:: What you need to do ::
Assemble all lines in which the string "Forward" appears.

"""

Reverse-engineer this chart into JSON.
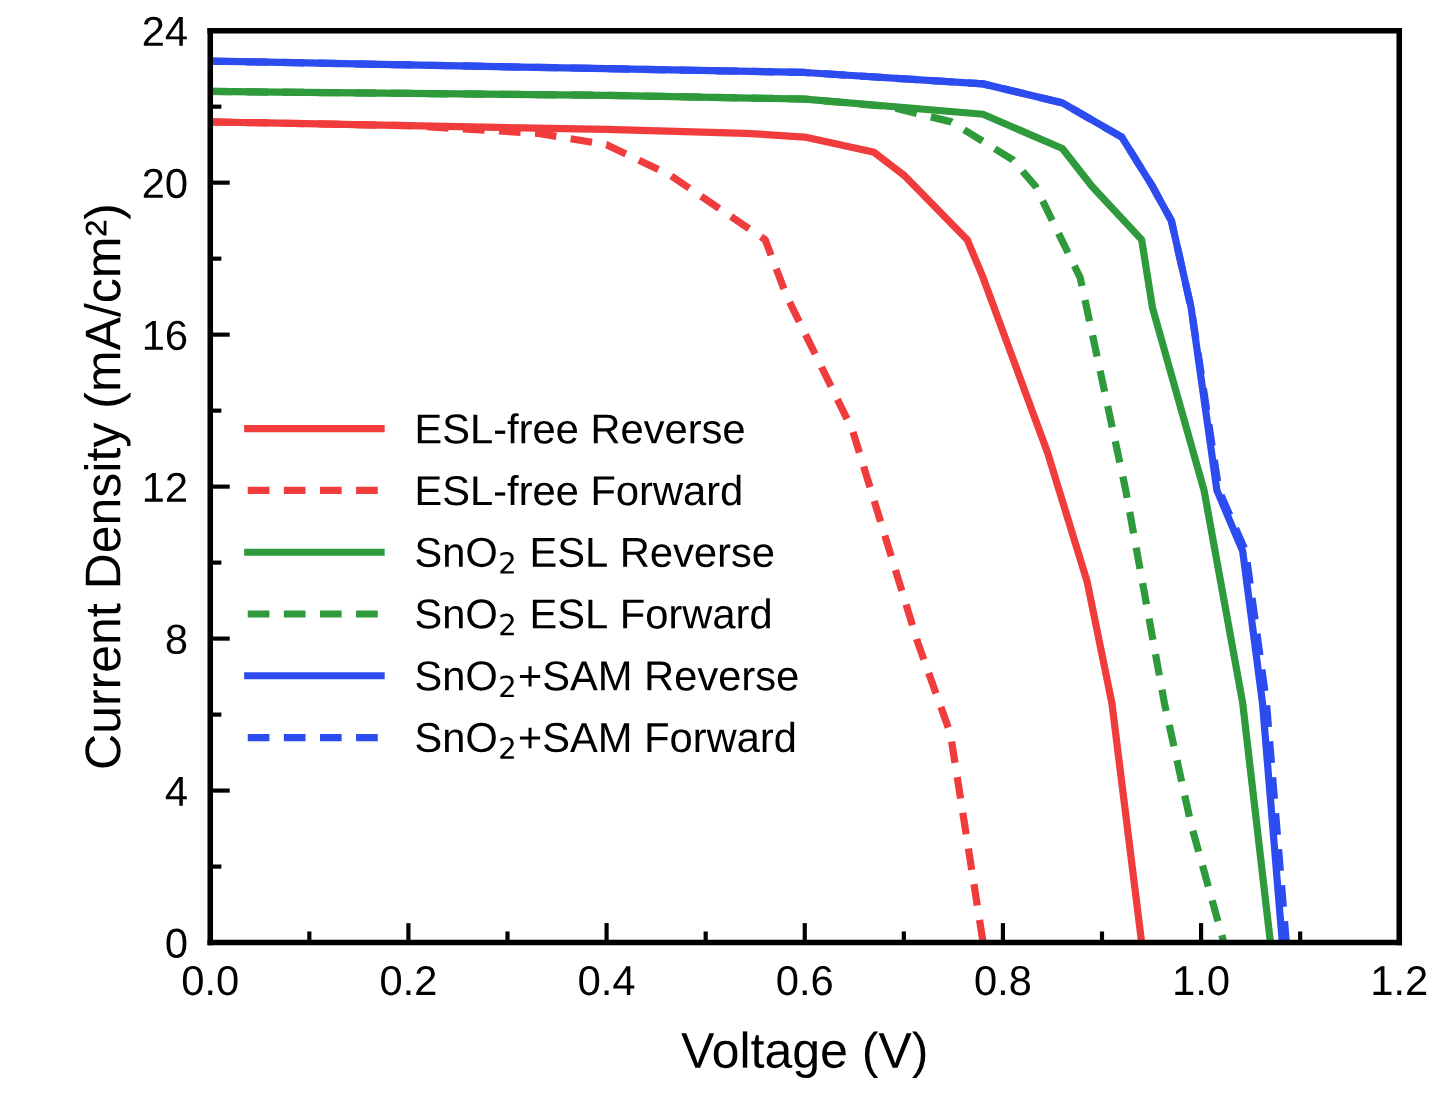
{
  "chart_data": {
    "type": "line",
    "xlabel": "Voltage (V)",
    "ylabel": "Current Density (mA/cm²)",
    "xlim": [
      0,
      1.2
    ],
    "ylim": [
      0,
      24
    ],
    "xticks": [
      {
        "value": 0,
        "label": "0.0"
      },
      {
        "value": 0.1,
        "label": null
      },
      {
        "value": 0.2,
        "label": "0.2"
      },
      {
        "value": 0.3,
        "label": null
      },
      {
        "value": 0.4,
        "label": "0.4"
      },
      {
        "value": 0.5,
        "label": null
      },
      {
        "value": 0.6,
        "label": "0.6"
      },
      {
        "value": 0.7,
        "label": null
      },
      {
        "value": 0.8,
        "label": "0.8"
      },
      {
        "value": 0.9,
        "label": null
      },
      {
        "value": 1.0,
        "label": "1.0"
      },
      {
        "value": 1.1,
        "label": null
      },
      {
        "value": 1.2,
        "label": "1.2"
      }
    ],
    "yticks": [
      0,
      {
        "value": 2,
        "label": null
      },
      4,
      {
        "value": 6,
        "label": null
      },
      8,
      {
        "value": 10,
        "label": null
      },
      12,
      {
        "value": 14,
        "label": null
      },
      16,
      {
        "value": 18,
        "label": null
      },
      20,
      {
        "value": 22,
        "label": null
      },
      24
    ],
    "grid": false,
    "legend": "center",
    "marker": "none",
    "series": [
      {
        "name": "ESL-free Reverse",
        "color": "#f03c3c",
        "line_style": "solid",
        "x": [
          0,
          0.2,
          0.4,
          0.54,
          0.6,
          0.67,
          0.7,
          0.764,
          0.78,
          0.845,
          0.885,
          0.91,
          0.94
        ],
        "values": [
          21.6,
          21.5,
          21.4,
          21.3,
          21.2,
          20.8,
          20.2,
          18.5,
          17.5,
          12.9,
          9.5,
          6.3,
          0
        ]
      },
      {
        "name": "ESL-free Forward",
        "color": "#f03c3c",
        "line_style": "dashed",
        "x": [
          0,
          0.2,
          0.33,
          0.4,
          0.464,
          0.56,
          0.582,
          0.648,
          0.714,
          0.747,
          0.78
        ],
        "values": [
          21.6,
          21.5,
          21.3,
          21.0,
          20.2,
          18.5,
          17.0,
          13.5,
          7.9,
          5.5,
          0
        ]
      },
      {
        "name": "SnO$_{2}$ ESL Reverse",
        "color": "#2e9a3c",
        "line_style": "solid",
        "x": [
          0,
          0.4,
          0.6,
          0.78,
          0.86,
          0.89,
          0.94,
          0.951,
          1.003,
          1.042,
          1.07
        ],
        "values": [
          22.4,
          22.3,
          22.2,
          21.8,
          20.9,
          19.9,
          18.5,
          16.7,
          11.9,
          6.3,
          0
        ]
      },
      {
        "name": "SnO$_{2}$ ESL Forward",
        "color": "#2e9a3c",
        "line_style": "dashed",
        "x": [
          0,
          0.4,
          0.6,
          0.685,
          0.748,
          0.81,
          0.833,
          0.878,
          0.924,
          0.963,
          0.99,
          1.023
        ],
        "values": [
          22.4,
          22.3,
          22.2,
          22.0,
          21.6,
          20.6,
          19.9,
          17.5,
          11.9,
          6.3,
          3.1,
          0
        ]
      },
      {
        "name": "SnO$_{2}$+SAM Reverse",
        "color": "#2d4cf0",
        "line_style": "solid",
        "x": [
          0,
          0.4,
          0.6,
          0.78,
          0.86,
          0.92,
          0.951,
          0.97,
          0.99,
          1.016,
          1.042,
          1.062,
          1.082
        ],
        "values": [
          23.2,
          23.0,
          22.9,
          22.6,
          22.1,
          21.2,
          19.9,
          19.0,
          16.7,
          11.9,
          10.3,
          6.3,
          0
        ]
      },
      {
        "name": "SnO$_{2}$+SAM Forward",
        "color": "#2d4cf0",
        "line_style": "dashed",
        "x": [
          0,
          0.4,
          0.6,
          0.78,
          0.86,
          0.92,
          0.951,
          0.97,
          0.99,
          1.018,
          1.045,
          1.066,
          1.086
        ],
        "values": [
          23.2,
          23.0,
          22.9,
          22.6,
          22.1,
          21.2,
          19.9,
          19.0,
          16.7,
          11.9,
          10.3,
          6.3,
          0
        ]
      }
    ]
  }
}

"""

:: Correct answer ::
        "name": "ESL-free Forward",
        "name": "SnO$_{2}$ ESL Forward",
        "name": "SnO$_{2}$+SAM Forward",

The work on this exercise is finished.